**Problem requirements**
Can you replace every "colorbar-swatch" with "legend-swatch" in the entries below and give them back otherwise unchanged, omitting the pictures?

**Layout region entries**
☆ ☆ ☆ ☆
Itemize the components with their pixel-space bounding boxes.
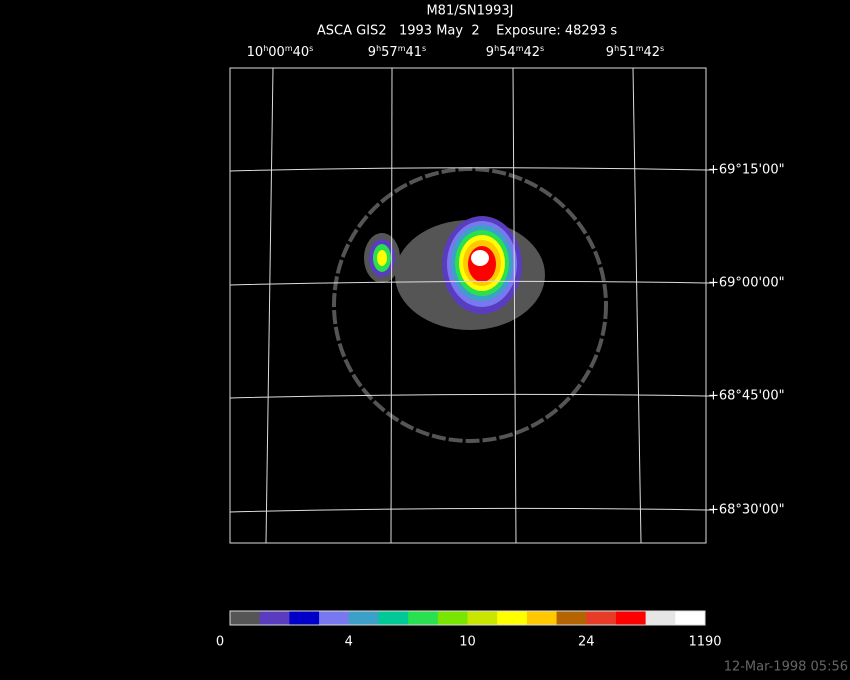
detector-ring xyxy=(332,167,608,443)
dec-grid-line xyxy=(229,167,707,172)
colorbar-swatch xyxy=(467,611,498,625)
ra-value: 42 xyxy=(523,45,540,60)
contour xyxy=(377,250,387,266)
colorbar-label: 1190 xyxy=(688,635,721,650)
ra-unit: s xyxy=(422,44,426,53)
colorbar-swatch xyxy=(645,611,676,625)
dec-grid-line xyxy=(229,507,707,513)
dec-label: +68°45'00" xyxy=(708,389,785,404)
frame xyxy=(229,67,707,544)
ra-label: 9h57m41s xyxy=(368,44,426,60)
colorbar-label: 24 xyxy=(578,635,595,650)
colorbar-swatch xyxy=(289,611,320,625)
ra-unit: m xyxy=(398,44,406,53)
ra-label: 9h54m42s xyxy=(486,44,544,60)
peak xyxy=(471,250,489,266)
ra-grid-line xyxy=(265,67,274,544)
ra-grid-line xyxy=(632,67,642,544)
colorbar-swatch xyxy=(615,611,647,625)
xray-emission xyxy=(332,167,608,443)
ra-unit: m xyxy=(285,44,293,53)
colorbar-label: 10 xyxy=(459,635,476,650)
dec-label: +69°00'00" xyxy=(708,276,785,291)
ra-unit: h xyxy=(376,44,381,53)
colorbar-frame xyxy=(229,610,706,626)
dec-grid-line xyxy=(229,393,707,399)
ra-grid-line xyxy=(390,67,393,544)
ra-value: 41 xyxy=(405,45,422,60)
colorbar-swatch xyxy=(526,611,558,625)
colorbar-swatch xyxy=(497,611,528,625)
ra-value: 9 xyxy=(606,45,614,60)
ra-label: 10h00m40s xyxy=(247,44,314,60)
ra-value: 54 xyxy=(499,45,516,60)
ra-unit: s xyxy=(540,44,544,53)
timestamp: 12-Mar-1998 05:56 xyxy=(724,660,848,675)
colorbar-swatch xyxy=(437,611,468,625)
colorbar-swatch xyxy=(378,611,409,625)
colorbar-swatch xyxy=(319,611,350,625)
ra-value: 00 xyxy=(268,45,285,60)
colorbar-label: 0 xyxy=(216,635,224,650)
dec-label: +68°30'00" xyxy=(708,503,785,518)
ra-value: 9 xyxy=(368,45,376,60)
colorbar-swatch xyxy=(556,611,587,625)
dec-label: +69°15'00" xyxy=(708,163,785,178)
ra-unit: m xyxy=(516,44,524,53)
ra-label: 9h51m42s xyxy=(606,44,664,60)
colorbar-swatch xyxy=(230,611,261,625)
colorbar-label: 4 xyxy=(345,635,353,650)
ra-unit: h xyxy=(494,44,499,53)
ra-unit: s xyxy=(309,44,313,53)
ra-value: 51 xyxy=(619,45,636,60)
ra-unit: m xyxy=(636,44,644,53)
colorbar-swatch xyxy=(408,611,439,625)
ra-value: 42 xyxy=(643,45,660,60)
colorbar-swatch xyxy=(586,611,617,625)
colorbar-swatch xyxy=(675,611,706,625)
dec-grid-line xyxy=(229,280,707,286)
ra-unit: h xyxy=(263,44,268,53)
ra-value: 9 xyxy=(486,45,494,60)
ra-unit: h xyxy=(614,44,619,53)
colorbar-swatch xyxy=(348,611,379,625)
ra-unit: s xyxy=(660,44,664,53)
ra-grid-line xyxy=(512,67,517,544)
title: M81/SN1993J xyxy=(426,4,513,19)
ra-value: 57 xyxy=(381,45,398,60)
ra-value: 10 xyxy=(247,45,264,60)
colorbar-swatch xyxy=(259,611,290,625)
subtitle: ASCA GIS2 1993 May 2 Exposure: 48293 s xyxy=(317,24,617,39)
ra-value: 40 xyxy=(293,45,310,60)
coordinate-grid xyxy=(229,67,707,544)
☆ ☆ ☆ ☆
**Answer below**
Itemize the components with their pixel-space bounding boxes.
detector-ring xyxy=(332,167,608,443)
dec-grid-line xyxy=(229,167,707,172)
legend-swatch xyxy=(467,611,498,625)
ra-value: 42 xyxy=(523,45,540,60)
contour xyxy=(377,250,387,266)
colorbar-label: 1190 xyxy=(688,635,721,650)
ra-unit: s xyxy=(422,44,426,53)
legend-swatch xyxy=(645,611,676,625)
dec-grid-line xyxy=(229,507,707,513)
dec-label: +68°45'00" xyxy=(708,389,785,404)
frame xyxy=(229,67,707,544)
ra-label: 9h57m41s xyxy=(368,44,426,60)
colorbar-label: 24 xyxy=(578,635,595,650)
legend-swatch xyxy=(289,611,320,625)
ra-unit: m xyxy=(398,44,406,53)
ra-label: 9h54m42s xyxy=(486,44,544,60)
peak xyxy=(471,250,489,266)
ra-grid-line xyxy=(265,67,274,544)
ra-grid-line xyxy=(632,67,642,544)
legend-swatch xyxy=(615,611,647,625)
xray-emission xyxy=(332,167,608,443)
ra-unit: m xyxy=(285,44,293,53)
colorbar-label: 10 xyxy=(459,635,476,650)
dec-label: +69°00'00" xyxy=(708,276,785,291)
ra-unit: h xyxy=(376,44,381,53)
colorbar-frame xyxy=(229,610,706,626)
dec-grid-line xyxy=(229,393,707,399)
ra-grid-line xyxy=(390,67,393,544)
ra-value: 41 xyxy=(405,45,422,60)
legend-swatch xyxy=(526,611,558,625)
legend-swatch xyxy=(497,611,528,625)
ra-value: 9 xyxy=(606,45,614,60)
ra-label: 10h00m40s xyxy=(247,44,314,60)
ra-value: 54 xyxy=(499,45,516,60)
ra-unit: s xyxy=(540,44,544,53)
timestamp: 12-Mar-1998 05:56 xyxy=(724,660,848,675)
legend-swatch xyxy=(437,611,468,625)
legend-swatch xyxy=(378,611,409,625)
legend-swatch xyxy=(319,611,350,625)
ra-value: 00 xyxy=(268,45,285,60)
colorbar-label: 0 xyxy=(216,635,224,650)
dec-label: +68°30'00" xyxy=(708,503,785,518)
ra-value: 9 xyxy=(368,45,376,60)
legend-swatch xyxy=(556,611,587,625)
dec-label: +69°15'00" xyxy=(708,163,785,178)
ra-unit: m xyxy=(516,44,524,53)
ra-label: 9h51m42s xyxy=(606,44,664,60)
legend-swatch xyxy=(230,611,261,625)
colorbar-label: 4 xyxy=(345,635,353,650)
ra-unit: h xyxy=(494,44,499,53)
ra-unit: s xyxy=(309,44,313,53)
ra-value: 51 xyxy=(619,45,636,60)
ra-unit: m xyxy=(636,44,644,53)
legend-swatch xyxy=(408,611,439,625)
ra-value: 42 xyxy=(643,45,660,60)
legend-swatch xyxy=(586,611,617,625)
legend-swatch xyxy=(675,611,706,625)
dec-grid-line xyxy=(229,280,707,286)
ra-unit: h xyxy=(263,44,268,53)
ra-value: 9 xyxy=(486,45,494,60)
ra-unit: h xyxy=(614,44,619,53)
legend-swatch xyxy=(348,611,379,625)
ra-unit: s xyxy=(660,44,664,53)
ra-grid-line xyxy=(512,67,517,544)
title: M81/SN1993J xyxy=(426,4,513,19)
ra-value: 57 xyxy=(381,45,398,60)
ra-value: 10 xyxy=(247,45,264,60)
legend-swatch xyxy=(259,611,290,625)
subtitle: ASCA GIS2 1993 May 2 Exposure: 48293 s xyxy=(317,24,617,39)
ra-value: 40 xyxy=(293,45,310,60)
coordinate-grid xyxy=(229,67,707,544)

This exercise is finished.